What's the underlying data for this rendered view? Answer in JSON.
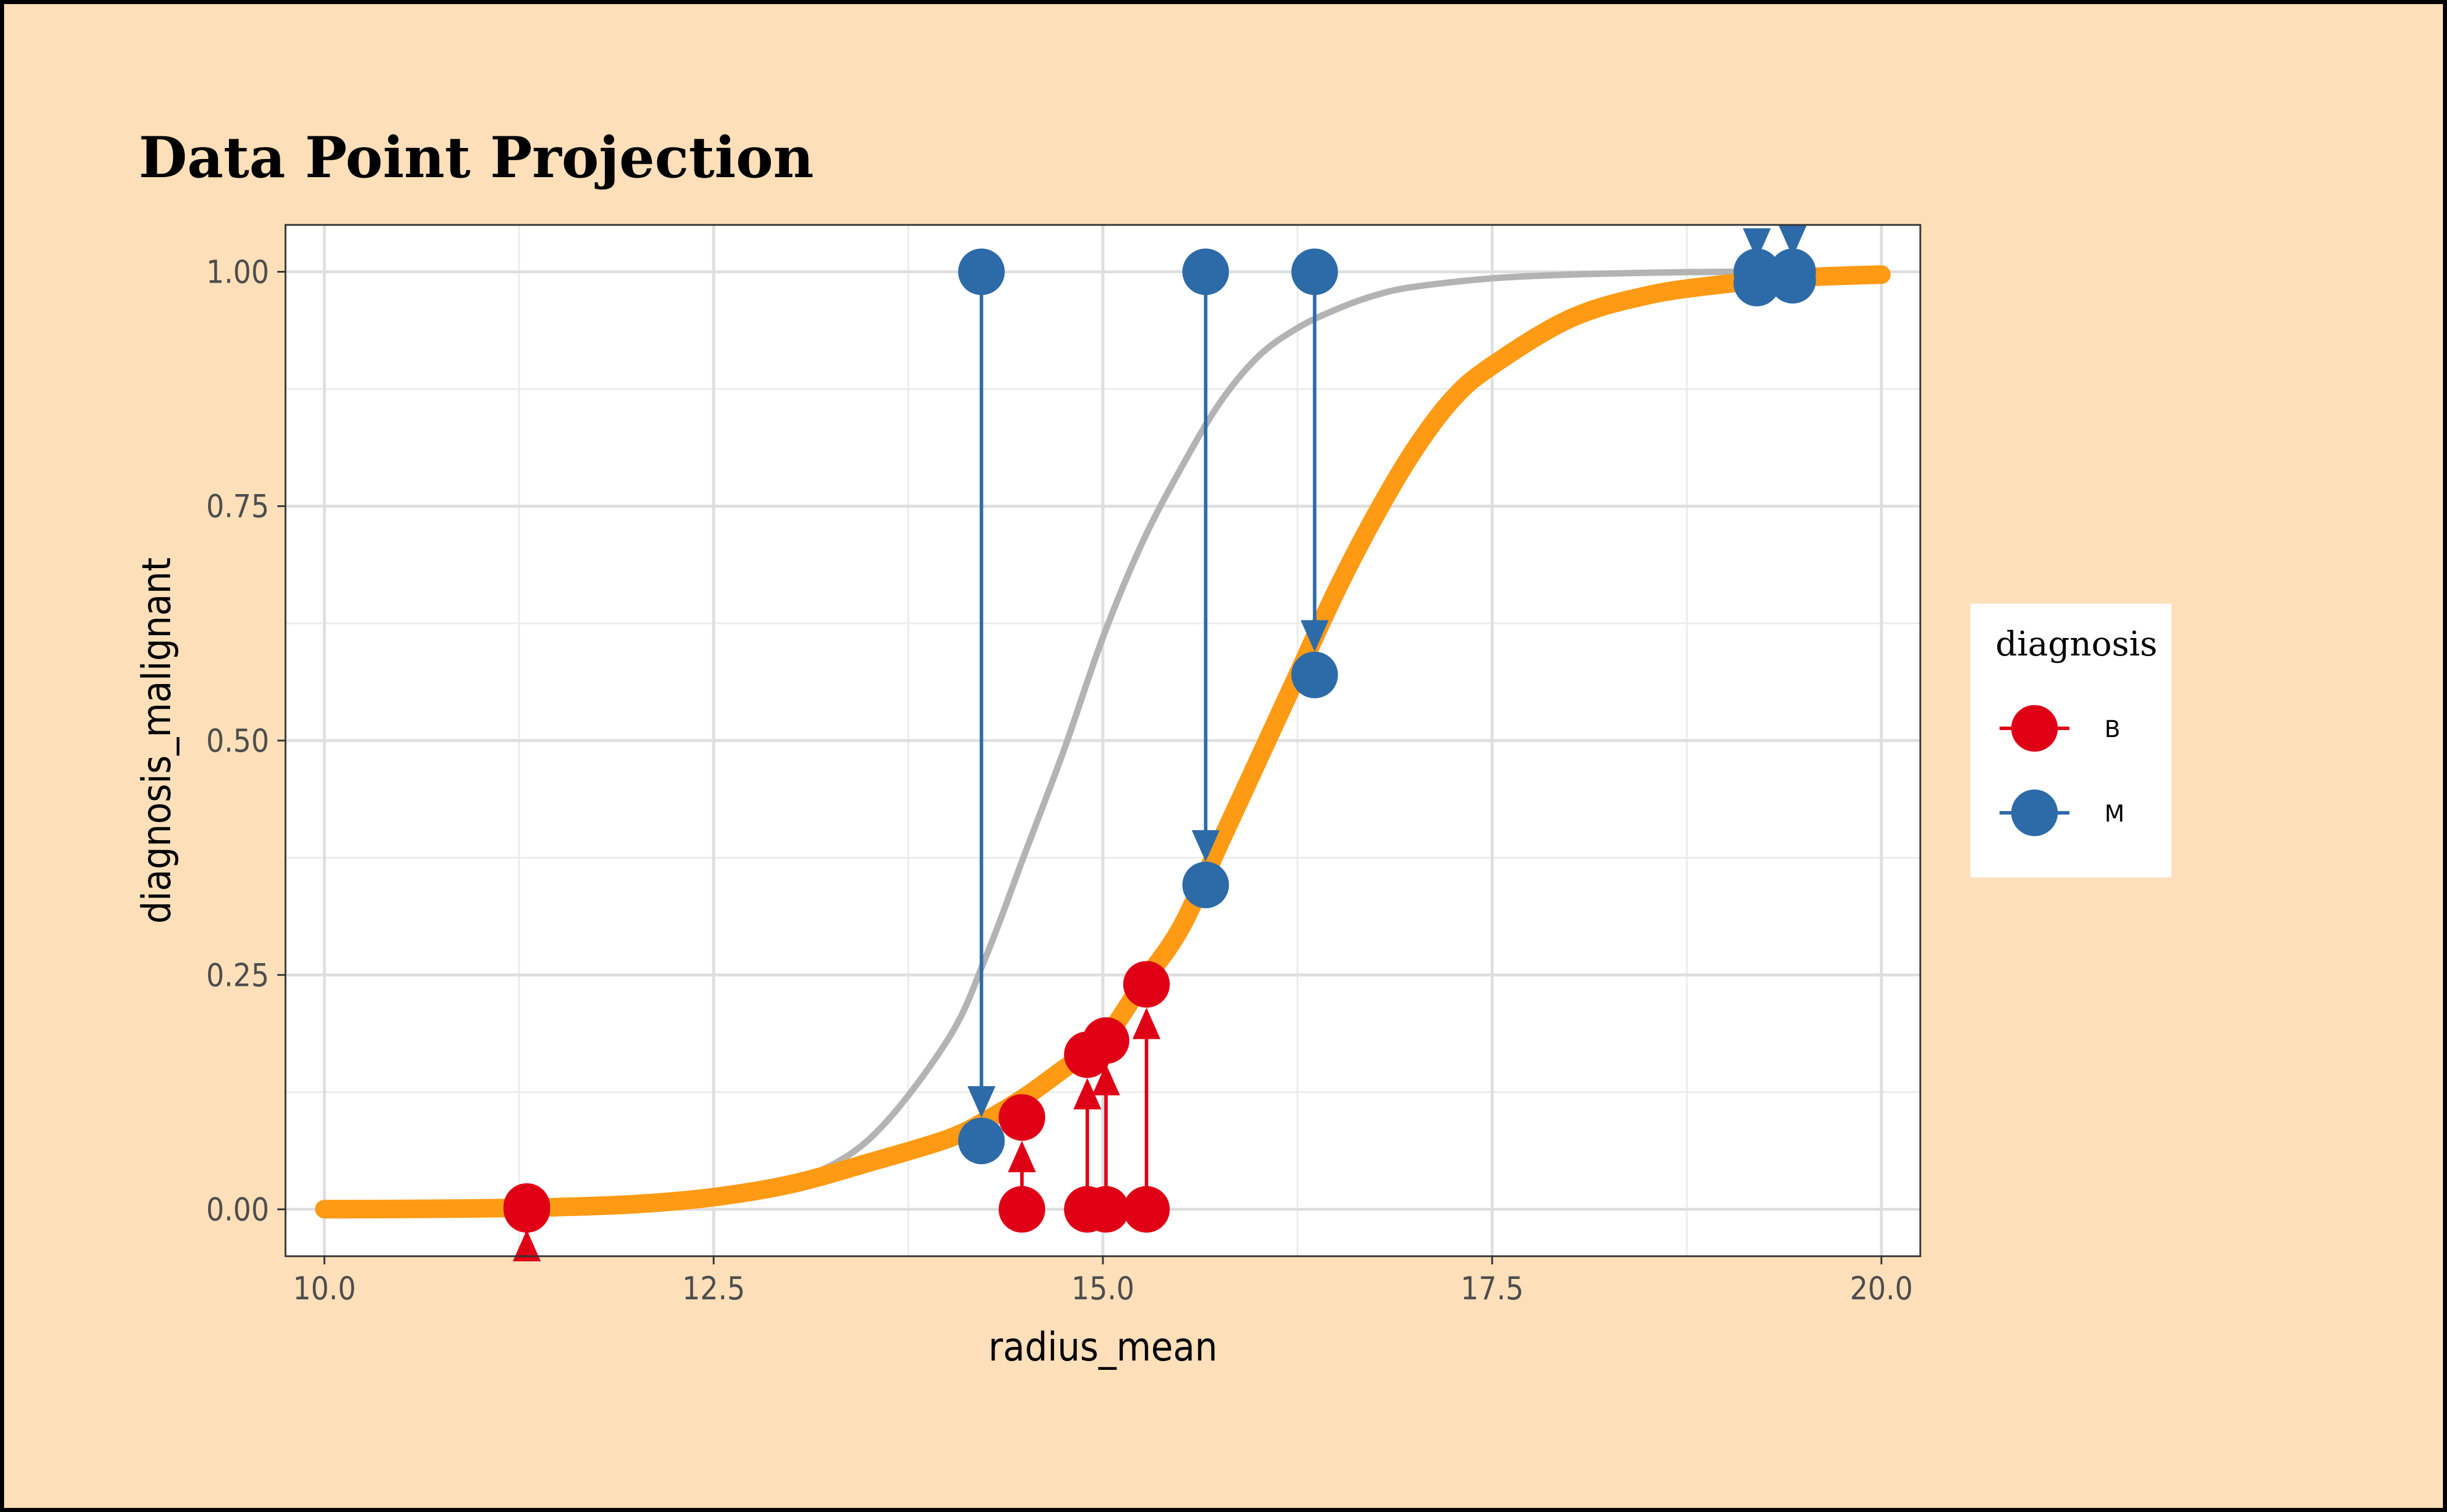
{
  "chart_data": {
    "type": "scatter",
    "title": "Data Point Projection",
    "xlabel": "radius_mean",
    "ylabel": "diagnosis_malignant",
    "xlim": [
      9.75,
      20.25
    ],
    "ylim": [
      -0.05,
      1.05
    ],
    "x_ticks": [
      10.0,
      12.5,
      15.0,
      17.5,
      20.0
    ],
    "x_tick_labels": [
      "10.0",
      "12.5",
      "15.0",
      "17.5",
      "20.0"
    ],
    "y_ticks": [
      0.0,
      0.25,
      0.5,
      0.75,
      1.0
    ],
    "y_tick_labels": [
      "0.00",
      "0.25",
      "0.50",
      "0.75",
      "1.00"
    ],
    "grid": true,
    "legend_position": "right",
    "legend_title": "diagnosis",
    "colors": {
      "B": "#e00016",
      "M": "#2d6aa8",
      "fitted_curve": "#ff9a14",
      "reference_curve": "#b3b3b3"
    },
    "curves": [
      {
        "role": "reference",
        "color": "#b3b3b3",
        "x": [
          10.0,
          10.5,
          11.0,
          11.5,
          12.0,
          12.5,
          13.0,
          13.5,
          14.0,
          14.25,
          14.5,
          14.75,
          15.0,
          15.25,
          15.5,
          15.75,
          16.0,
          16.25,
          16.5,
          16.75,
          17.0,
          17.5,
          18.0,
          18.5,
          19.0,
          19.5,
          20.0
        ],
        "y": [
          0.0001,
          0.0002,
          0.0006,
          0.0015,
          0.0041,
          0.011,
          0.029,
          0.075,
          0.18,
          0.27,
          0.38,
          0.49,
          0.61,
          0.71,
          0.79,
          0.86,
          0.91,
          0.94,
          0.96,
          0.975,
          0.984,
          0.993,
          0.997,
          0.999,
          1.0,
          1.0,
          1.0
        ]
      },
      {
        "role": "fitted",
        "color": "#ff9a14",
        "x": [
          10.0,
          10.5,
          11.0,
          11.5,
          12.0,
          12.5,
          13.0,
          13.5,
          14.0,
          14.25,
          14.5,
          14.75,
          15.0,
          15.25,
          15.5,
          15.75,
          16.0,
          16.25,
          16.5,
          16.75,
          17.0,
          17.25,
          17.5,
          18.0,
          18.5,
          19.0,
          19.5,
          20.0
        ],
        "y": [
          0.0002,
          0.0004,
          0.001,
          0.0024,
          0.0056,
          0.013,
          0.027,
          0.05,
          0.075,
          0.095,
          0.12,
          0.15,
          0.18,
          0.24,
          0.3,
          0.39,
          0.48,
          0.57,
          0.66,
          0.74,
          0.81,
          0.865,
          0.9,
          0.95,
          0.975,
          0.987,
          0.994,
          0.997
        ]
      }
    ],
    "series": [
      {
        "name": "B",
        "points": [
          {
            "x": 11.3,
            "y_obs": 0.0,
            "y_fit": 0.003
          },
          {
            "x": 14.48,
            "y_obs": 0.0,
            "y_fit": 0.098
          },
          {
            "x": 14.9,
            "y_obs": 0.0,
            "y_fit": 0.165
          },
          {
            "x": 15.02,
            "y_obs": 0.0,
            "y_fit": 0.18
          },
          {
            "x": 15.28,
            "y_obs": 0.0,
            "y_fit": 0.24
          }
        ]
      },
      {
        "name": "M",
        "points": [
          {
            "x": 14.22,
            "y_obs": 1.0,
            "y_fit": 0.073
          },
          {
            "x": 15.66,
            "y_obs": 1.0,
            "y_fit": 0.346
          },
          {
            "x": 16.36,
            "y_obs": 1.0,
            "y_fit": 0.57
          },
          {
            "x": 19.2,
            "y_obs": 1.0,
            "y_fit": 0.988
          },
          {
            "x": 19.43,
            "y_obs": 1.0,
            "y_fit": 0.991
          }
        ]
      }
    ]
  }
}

#### Task statement
Write out the entries above verbatim; the pictures do not belong in your copy.

#### Answer to this exercise
What's the underlying data for this rendered view? Answer in JSON.
{
  "chart_data": {
    "type": "scatter",
    "title": "Data Point Projection",
    "xlabel": "radius_mean",
    "ylabel": "diagnosis_malignant",
    "xlim": [
      9.75,
      20.25
    ],
    "ylim": [
      -0.05,
      1.05
    ],
    "x_ticks": [
      10.0,
      12.5,
      15.0,
      17.5,
      20.0
    ],
    "x_tick_labels": [
      "10.0",
      "12.5",
      "15.0",
      "17.5",
      "20.0"
    ],
    "y_ticks": [
      0.0,
      0.25,
      0.5,
      0.75,
      1.0
    ],
    "y_tick_labels": [
      "0.00",
      "0.25",
      "0.50",
      "0.75",
      "1.00"
    ],
    "grid": true,
    "legend_position": "right",
    "legend_title": "diagnosis",
    "colors": {
      "B": "#e00016",
      "M": "#2d6aa8",
      "fitted_curve": "#ff9a14",
      "reference_curve": "#b3b3b3"
    },
    "curves": [
      {
        "role": "reference",
        "color": "#b3b3b3",
        "x": [
          10.0,
          10.5,
          11.0,
          11.5,
          12.0,
          12.5,
          13.0,
          13.5,
          14.0,
          14.25,
          14.5,
          14.75,
          15.0,
          15.25,
          15.5,
          15.75,
          16.0,
          16.25,
          16.5,
          16.75,
          17.0,
          17.5,
          18.0,
          18.5,
          19.0,
          19.5,
          20.0
        ],
        "y": [
          0.0001,
          0.0002,
          0.0006,
          0.0015,
          0.0041,
          0.011,
          0.029,
          0.075,
          0.18,
          0.27,
          0.38,
          0.49,
          0.61,
          0.71,
          0.79,
          0.86,
          0.91,
          0.94,
          0.96,
          0.975,
          0.984,
          0.993,
          0.997,
          0.999,
          1.0,
          1.0,
          1.0
        ]
      },
      {
        "role": "fitted",
        "color": "#ff9a14",
        "x": [
          10.0,
          10.5,
          11.0,
          11.5,
          12.0,
          12.5,
          13.0,
          13.5,
          14.0,
          14.25,
          14.5,
          14.75,
          15.0,
          15.25,
          15.5,
          15.75,
          16.0,
          16.25,
          16.5,
          16.75,
          17.0,
          17.25,
          17.5,
          18.0,
          18.5,
          19.0,
          19.5,
          20.0
        ],
        "y": [
          0.0002,
          0.0004,
          0.001,
          0.0024,
          0.0056,
          0.013,
          0.027,
          0.05,
          0.075,
          0.095,
          0.12,
          0.15,
          0.18,
          0.24,
          0.3,
          0.39,
          0.48,
          0.57,
          0.66,
          0.74,
          0.81,
          0.865,
          0.9,
          0.95,
          0.975,
          0.987,
          0.994,
          0.997
        ]
      }
    ],
    "series": [
      {
        "name": "B",
        "points": [
          {
            "x": 11.3,
            "y_obs": 0.0,
            "y_fit": 0.003
          },
          {
            "x": 14.48,
            "y_obs": 0.0,
            "y_fit": 0.098
          },
          {
            "x": 14.9,
            "y_obs": 0.0,
            "y_fit": 0.165
          },
          {
            "x": 15.02,
            "y_obs": 0.0,
            "y_fit": 0.18
          },
          {
            "x": 15.28,
            "y_obs": 0.0,
            "y_fit": 0.24
          }
        ]
      },
      {
        "name": "M",
        "points": [
          {
            "x": 14.22,
            "y_obs": 1.0,
            "y_fit": 0.073
          },
          {
            "x": 15.66,
            "y_obs": 1.0,
            "y_fit": 0.346
          },
          {
            "x": 16.36,
            "y_obs": 1.0,
            "y_fit": 0.57
          },
          {
            "x": 19.2,
            "y_obs": 1.0,
            "y_fit": 0.988
          },
          {
            "x": 19.43,
            "y_obs": 1.0,
            "y_fit": 0.991
          }
        ]
      }
    ]
  }
}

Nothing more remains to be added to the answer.